### WHAT YOU SHOULD DO:
Check each line of the entries below for the string "JSON"; copy every line where it appears.

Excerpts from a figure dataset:
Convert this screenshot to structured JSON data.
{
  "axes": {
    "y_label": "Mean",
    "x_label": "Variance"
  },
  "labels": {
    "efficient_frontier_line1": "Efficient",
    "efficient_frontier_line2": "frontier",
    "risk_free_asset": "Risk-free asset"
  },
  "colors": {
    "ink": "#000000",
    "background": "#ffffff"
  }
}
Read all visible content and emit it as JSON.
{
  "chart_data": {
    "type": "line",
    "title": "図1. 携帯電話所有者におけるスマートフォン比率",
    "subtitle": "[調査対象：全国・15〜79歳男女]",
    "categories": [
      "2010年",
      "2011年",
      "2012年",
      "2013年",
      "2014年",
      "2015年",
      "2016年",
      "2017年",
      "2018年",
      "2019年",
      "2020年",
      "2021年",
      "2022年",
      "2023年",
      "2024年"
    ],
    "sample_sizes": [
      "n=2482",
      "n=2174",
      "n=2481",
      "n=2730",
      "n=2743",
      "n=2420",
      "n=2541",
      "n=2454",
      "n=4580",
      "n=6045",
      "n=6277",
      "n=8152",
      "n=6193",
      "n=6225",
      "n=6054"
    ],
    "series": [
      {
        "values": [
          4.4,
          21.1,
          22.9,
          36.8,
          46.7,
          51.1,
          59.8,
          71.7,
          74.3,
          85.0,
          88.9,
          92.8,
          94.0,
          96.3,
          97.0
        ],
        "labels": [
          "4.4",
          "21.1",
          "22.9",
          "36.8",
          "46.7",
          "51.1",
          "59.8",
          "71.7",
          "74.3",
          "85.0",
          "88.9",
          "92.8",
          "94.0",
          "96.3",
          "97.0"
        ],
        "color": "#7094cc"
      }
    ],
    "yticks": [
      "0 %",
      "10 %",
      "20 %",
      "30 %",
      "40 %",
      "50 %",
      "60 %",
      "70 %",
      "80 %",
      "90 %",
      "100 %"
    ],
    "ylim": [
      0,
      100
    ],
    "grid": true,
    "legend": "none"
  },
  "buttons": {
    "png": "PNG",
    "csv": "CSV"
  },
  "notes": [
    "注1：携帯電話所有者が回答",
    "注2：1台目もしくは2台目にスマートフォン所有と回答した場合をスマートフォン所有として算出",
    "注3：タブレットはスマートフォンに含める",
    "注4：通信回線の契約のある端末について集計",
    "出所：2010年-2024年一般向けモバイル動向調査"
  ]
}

### RESULT OF THIS TASK:
Convert this screenshot to structured JSON data.
Read all visible content and emit it as JSON.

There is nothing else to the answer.